Dataset records:
::::::

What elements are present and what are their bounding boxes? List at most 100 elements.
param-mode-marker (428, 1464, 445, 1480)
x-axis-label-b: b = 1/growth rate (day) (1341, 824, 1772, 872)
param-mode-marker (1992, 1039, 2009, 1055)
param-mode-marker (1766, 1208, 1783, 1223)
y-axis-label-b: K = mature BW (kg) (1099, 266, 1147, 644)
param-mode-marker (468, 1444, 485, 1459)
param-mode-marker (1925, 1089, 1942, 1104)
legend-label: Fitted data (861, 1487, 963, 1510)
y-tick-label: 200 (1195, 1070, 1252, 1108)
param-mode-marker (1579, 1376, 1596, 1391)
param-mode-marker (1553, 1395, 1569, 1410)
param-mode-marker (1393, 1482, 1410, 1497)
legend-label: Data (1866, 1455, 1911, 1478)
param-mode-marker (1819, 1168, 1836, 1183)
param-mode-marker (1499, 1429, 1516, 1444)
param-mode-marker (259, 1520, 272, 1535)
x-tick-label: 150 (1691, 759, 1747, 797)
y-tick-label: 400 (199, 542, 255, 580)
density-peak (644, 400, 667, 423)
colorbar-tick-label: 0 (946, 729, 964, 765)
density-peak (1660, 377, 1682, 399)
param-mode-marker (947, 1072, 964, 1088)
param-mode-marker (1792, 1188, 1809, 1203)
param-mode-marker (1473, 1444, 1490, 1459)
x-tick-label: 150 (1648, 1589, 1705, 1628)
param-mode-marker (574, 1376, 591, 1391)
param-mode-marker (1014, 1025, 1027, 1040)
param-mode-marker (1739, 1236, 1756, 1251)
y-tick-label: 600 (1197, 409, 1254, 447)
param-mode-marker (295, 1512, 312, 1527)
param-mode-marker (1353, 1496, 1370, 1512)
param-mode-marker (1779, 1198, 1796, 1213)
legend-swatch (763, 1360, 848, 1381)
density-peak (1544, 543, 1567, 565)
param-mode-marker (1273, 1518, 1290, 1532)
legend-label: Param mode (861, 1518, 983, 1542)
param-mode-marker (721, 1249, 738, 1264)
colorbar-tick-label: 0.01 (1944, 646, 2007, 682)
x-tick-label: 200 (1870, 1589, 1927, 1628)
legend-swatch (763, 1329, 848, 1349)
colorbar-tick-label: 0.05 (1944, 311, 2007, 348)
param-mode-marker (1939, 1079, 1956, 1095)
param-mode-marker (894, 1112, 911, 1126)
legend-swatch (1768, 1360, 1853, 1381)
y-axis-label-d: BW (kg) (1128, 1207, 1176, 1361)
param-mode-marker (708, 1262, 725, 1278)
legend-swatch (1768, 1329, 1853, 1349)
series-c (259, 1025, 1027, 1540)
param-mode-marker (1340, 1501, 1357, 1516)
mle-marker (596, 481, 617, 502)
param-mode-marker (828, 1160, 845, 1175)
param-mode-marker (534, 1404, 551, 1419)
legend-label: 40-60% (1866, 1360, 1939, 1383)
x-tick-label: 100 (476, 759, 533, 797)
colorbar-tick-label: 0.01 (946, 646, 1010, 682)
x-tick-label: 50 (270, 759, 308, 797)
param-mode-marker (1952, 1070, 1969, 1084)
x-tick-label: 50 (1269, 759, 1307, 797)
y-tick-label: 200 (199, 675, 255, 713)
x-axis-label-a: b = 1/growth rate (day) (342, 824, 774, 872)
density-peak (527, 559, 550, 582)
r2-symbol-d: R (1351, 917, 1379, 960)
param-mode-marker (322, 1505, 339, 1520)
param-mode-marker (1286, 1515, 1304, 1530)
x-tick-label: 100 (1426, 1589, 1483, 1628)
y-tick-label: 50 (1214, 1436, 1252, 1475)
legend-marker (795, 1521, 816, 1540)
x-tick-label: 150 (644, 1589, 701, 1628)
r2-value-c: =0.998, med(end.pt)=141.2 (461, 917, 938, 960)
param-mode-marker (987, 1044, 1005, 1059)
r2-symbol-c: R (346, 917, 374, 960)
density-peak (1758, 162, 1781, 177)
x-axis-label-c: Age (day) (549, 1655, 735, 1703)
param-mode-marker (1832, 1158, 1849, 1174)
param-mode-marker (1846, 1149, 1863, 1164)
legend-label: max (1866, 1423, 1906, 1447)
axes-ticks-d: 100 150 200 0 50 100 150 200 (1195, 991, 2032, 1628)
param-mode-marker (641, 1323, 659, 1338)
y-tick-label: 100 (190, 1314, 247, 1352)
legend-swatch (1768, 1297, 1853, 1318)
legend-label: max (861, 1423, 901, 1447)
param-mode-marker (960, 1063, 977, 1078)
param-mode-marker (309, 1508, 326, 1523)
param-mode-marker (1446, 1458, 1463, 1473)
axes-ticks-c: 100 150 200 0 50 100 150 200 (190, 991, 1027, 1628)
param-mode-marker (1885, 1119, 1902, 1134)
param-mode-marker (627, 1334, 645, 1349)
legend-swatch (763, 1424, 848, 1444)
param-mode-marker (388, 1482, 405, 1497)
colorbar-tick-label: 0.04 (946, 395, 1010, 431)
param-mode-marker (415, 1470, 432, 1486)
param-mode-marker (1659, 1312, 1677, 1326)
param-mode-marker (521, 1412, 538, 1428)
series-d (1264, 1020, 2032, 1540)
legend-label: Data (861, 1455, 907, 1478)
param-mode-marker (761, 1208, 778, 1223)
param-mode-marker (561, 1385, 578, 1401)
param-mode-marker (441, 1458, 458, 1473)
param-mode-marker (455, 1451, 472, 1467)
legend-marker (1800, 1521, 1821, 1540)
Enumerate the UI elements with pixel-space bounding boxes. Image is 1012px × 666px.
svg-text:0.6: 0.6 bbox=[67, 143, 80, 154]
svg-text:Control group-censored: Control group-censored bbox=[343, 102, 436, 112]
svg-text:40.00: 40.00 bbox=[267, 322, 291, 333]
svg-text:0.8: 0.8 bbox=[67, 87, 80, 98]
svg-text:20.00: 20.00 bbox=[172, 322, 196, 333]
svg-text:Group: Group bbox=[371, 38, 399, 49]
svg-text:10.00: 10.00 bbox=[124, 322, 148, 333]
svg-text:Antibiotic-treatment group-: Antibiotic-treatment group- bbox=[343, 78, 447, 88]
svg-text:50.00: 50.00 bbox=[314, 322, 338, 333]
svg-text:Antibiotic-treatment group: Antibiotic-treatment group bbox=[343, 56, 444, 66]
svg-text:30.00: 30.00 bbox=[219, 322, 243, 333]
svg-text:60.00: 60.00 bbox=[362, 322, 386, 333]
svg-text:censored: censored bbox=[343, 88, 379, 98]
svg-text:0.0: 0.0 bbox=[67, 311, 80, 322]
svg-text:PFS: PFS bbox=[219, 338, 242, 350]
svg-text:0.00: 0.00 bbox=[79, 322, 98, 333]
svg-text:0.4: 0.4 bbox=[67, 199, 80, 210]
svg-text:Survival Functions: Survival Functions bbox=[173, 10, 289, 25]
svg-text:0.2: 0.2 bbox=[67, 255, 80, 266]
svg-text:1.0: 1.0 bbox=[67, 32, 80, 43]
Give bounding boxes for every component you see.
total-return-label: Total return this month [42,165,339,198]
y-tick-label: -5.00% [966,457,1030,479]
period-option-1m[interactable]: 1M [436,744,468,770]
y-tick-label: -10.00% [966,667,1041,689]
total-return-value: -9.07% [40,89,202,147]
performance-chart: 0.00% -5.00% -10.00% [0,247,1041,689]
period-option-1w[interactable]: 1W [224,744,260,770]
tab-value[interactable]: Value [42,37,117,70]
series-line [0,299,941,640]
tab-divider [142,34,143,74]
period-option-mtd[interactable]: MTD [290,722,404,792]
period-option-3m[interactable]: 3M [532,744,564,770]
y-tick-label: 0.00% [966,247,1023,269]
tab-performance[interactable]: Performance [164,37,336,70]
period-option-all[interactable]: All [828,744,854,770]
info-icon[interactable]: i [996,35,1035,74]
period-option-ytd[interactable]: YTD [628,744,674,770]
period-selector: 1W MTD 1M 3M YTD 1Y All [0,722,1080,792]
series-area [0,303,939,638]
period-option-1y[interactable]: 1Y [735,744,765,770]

::::::

» **TASK OBJECTIVE**
Lay out the lines of the items above as a Markdown table with the columns Row and Line. Cover only the lines from the start of the items through the line that contains "legend-label: Fitted data", inclusive, and leave out any blank lines.

» **EXERCISE RESULT**
| Row | Line |
|---|---|
| 1 | What elements are present and what are their bounding boxes? List at most 100 elements. |
| 2 | param-mode-marker (428, 1464, 445, 1480) |
| 3 | x-axis-label-b: b = 1/growth rate (day) (1341, 824, 1772, 872) |
| 4 | param-mode-marker (1992, 1039, 2009, 1055) |
| 5 | param-mode-marker (1766, 1208, 1783, 1223) |
| 6 | y-axis-label-b: K = mature BW (kg) (1099, 266, 1147, 644) |
| 7 | param-mode-marker (468, 1444, 485, 1459) |
| 8 | param-mode-marker (1925, 1089, 1942, 1104) |
| 9 | legend-label: Fitted data (861, 1487, 963, 1510) |